## Records for this exercise
■ ■ ■ ■
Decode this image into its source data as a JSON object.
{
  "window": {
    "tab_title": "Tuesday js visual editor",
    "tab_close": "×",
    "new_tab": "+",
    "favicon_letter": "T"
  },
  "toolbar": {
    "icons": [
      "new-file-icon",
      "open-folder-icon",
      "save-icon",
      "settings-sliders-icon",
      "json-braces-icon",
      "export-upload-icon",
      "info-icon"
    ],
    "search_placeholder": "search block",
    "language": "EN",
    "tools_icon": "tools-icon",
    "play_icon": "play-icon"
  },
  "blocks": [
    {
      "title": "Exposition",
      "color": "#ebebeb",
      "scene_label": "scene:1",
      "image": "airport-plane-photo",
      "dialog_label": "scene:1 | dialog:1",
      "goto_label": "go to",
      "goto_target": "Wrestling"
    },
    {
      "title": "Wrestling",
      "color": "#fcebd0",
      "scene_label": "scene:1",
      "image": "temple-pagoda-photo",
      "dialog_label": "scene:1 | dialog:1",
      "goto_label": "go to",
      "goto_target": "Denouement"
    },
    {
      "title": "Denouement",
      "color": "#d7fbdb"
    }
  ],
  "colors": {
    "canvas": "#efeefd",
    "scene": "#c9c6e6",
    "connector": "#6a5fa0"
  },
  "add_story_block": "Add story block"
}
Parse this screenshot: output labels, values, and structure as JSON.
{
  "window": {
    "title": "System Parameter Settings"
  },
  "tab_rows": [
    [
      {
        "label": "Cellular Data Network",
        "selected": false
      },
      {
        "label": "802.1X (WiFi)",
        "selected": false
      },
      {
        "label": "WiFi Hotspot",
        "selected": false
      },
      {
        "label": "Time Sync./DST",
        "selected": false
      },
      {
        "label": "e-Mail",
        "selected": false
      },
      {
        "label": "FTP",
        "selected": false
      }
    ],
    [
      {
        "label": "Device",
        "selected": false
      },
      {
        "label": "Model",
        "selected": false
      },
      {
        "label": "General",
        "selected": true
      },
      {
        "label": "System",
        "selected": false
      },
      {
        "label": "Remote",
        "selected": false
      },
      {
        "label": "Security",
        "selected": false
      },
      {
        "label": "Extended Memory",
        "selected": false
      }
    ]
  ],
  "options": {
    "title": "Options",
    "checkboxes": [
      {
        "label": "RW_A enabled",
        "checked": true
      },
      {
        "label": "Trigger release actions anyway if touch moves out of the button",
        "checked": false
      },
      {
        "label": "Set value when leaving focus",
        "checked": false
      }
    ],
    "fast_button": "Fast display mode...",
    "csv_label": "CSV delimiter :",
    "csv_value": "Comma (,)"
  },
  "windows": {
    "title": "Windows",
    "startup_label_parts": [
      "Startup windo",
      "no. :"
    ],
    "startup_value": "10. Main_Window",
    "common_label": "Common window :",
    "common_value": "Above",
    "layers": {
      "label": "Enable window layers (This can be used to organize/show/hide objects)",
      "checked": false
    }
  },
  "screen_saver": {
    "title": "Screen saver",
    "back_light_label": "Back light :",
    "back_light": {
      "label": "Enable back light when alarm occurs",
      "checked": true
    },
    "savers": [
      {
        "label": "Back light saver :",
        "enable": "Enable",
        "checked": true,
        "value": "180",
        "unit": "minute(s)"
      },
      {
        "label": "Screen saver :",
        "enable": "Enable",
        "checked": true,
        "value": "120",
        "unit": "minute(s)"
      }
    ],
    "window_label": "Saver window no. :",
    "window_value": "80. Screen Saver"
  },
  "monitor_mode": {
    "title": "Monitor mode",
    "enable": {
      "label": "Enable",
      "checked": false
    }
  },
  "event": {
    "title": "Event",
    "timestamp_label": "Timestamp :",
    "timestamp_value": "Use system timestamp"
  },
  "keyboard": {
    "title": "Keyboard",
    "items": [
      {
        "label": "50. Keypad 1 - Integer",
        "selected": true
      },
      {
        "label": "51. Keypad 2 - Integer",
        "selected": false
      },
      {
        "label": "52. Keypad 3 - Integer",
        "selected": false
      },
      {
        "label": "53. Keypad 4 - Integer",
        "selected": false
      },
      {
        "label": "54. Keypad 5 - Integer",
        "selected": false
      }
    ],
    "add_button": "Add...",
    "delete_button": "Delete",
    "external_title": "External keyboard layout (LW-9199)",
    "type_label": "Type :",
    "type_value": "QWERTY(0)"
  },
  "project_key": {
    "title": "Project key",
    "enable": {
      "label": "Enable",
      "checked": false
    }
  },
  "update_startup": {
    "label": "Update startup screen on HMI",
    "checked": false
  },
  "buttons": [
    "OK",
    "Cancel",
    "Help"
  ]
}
■ ■ ■ ■
## What you are asked to do
Return all lines containing the word "Integer".

## Answer to this task
        "label": "50. Keypad 1 - Integer",
        "label": "51. Keypad 2 - Integer",
        "label": "52. Keypad 3 - Integer",
        "label": "53. Keypad 4 - Integer",
        "label": "54. Keypad 5 - Integer",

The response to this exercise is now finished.